**** Data for this task ****

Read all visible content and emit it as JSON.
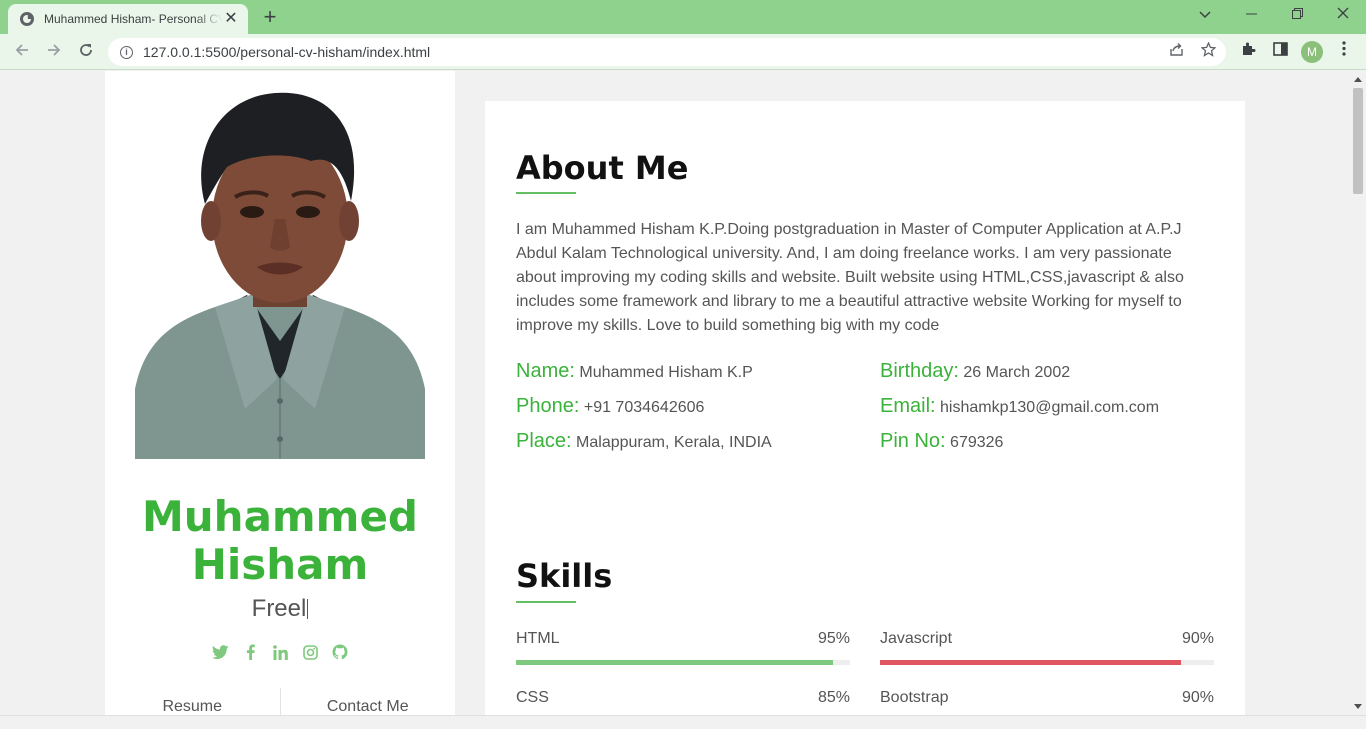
{
  "browser": {
    "tab_title": "Muhammed Hisham- Personal CV",
    "tab_close": "✕",
    "new_tab": "+",
    "url": "127.0.0.1:5500/personal-cv-hisham/index.html",
    "profile_initial": "M",
    "theme_color": "#8fd28e"
  },
  "sidebar": {
    "name": "Muhammed Hisham",
    "typed_text": "Freel",
    "socials": [
      "twitter-icon",
      "facebook-icon",
      "linkedin-icon",
      "instagram-icon",
      "github-icon"
    ],
    "links": [
      "Resume",
      "Contact Me"
    ],
    "accent": "#3bb23a"
  },
  "about": {
    "title": "About Me",
    "text": "I am Muhammed Hisham K.P.Doing postgraduation in Master of Computer Application at A.P.J Abdul Kalam Technological university. And, I am doing freelance works. I am very passionate about improving my coding skills and website. Built website using HTML,CSS,javascript & also includes some framework and library to me a beautiful attractive website Working for myself to improve my skills. Love to build something big with my code",
    "info": [
      {
        "key": "Name:",
        "value": "Muhammed Hisham K.P"
      },
      {
        "key": "Birthday:",
        "value": "26 March 2002"
      },
      {
        "key": "Phone:",
        "value": "+91 7034642606"
      },
      {
        "key": "Email:",
        "value": "hishamkp130@gmail.com.com"
      },
      {
        "key": "Place:",
        "value": "Malappuram, Kerala, INDIA"
      },
      {
        "key": "Pin No:",
        "value": "679326"
      }
    ]
  },
  "skills": {
    "title": "Skills",
    "items": [
      {
        "name": "HTML",
        "percent": "95%",
        "level": 0.95,
        "color": "#7fc97e"
      },
      {
        "name": "Javascript",
        "percent": "90%",
        "level": 0.9,
        "color": "#e0555f"
      },
      {
        "name": "CSS",
        "percent": "85%",
        "level": 0.85,
        "color": "#7fc97e"
      },
      {
        "name": "Bootstrap",
        "percent": "90%",
        "level": 0.9,
        "color": "#e0555f"
      }
    ]
  }
}
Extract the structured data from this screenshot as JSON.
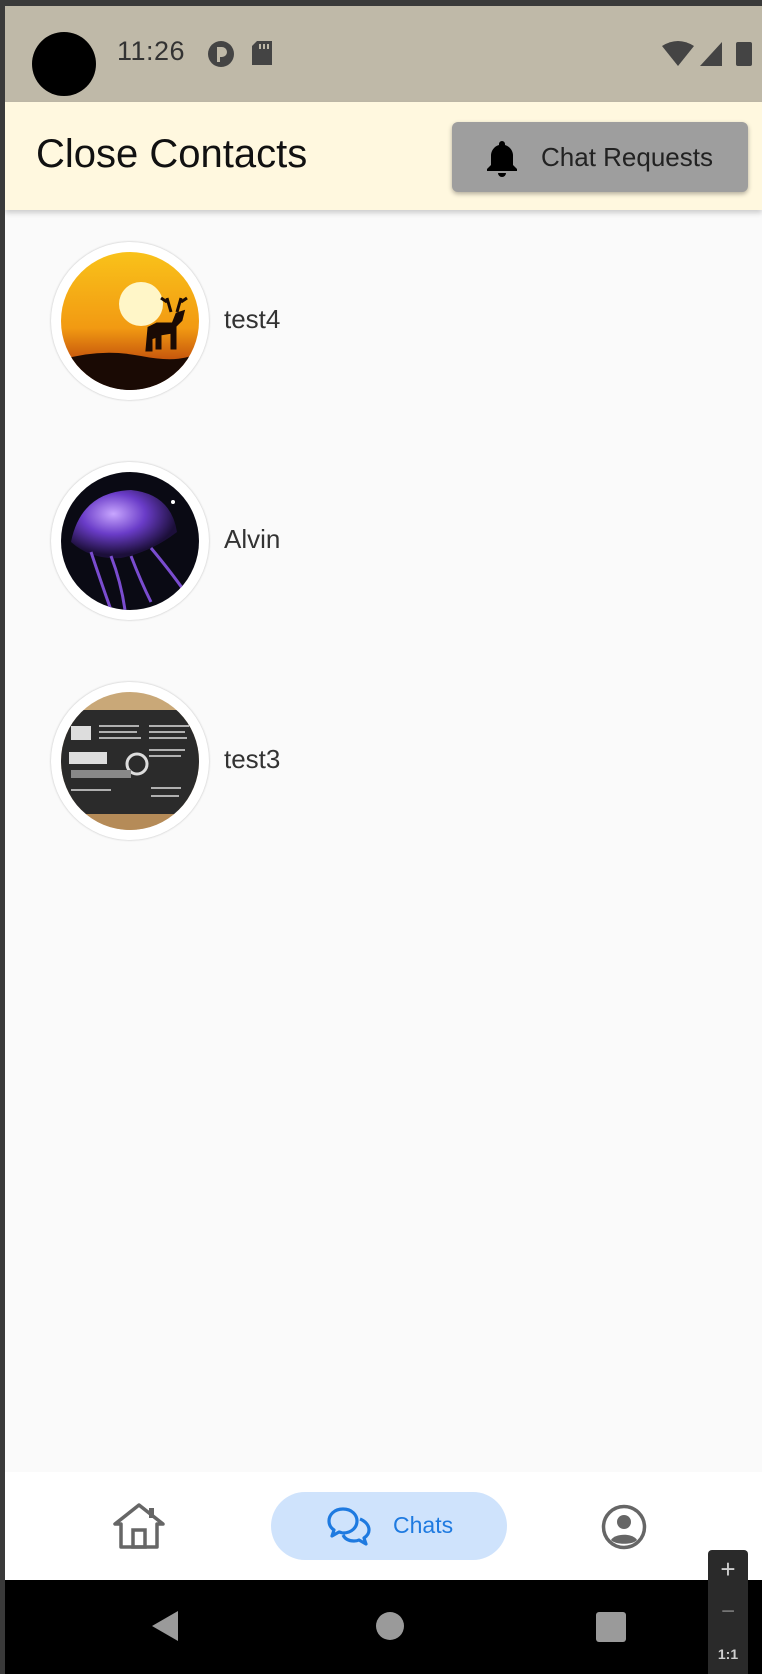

****

What the task asks:
From the records above, pull out each line that has "value".

Response to this exercise:
        "value": "Muhammed Hisham K.P"
        "value": "26 March 2002"
        "value": "+91 7034642606"
        "value": "hishamkp130@gmail.com.com"
        "value": "Malappuram, Kerala, INDIA"
        "value": "679326"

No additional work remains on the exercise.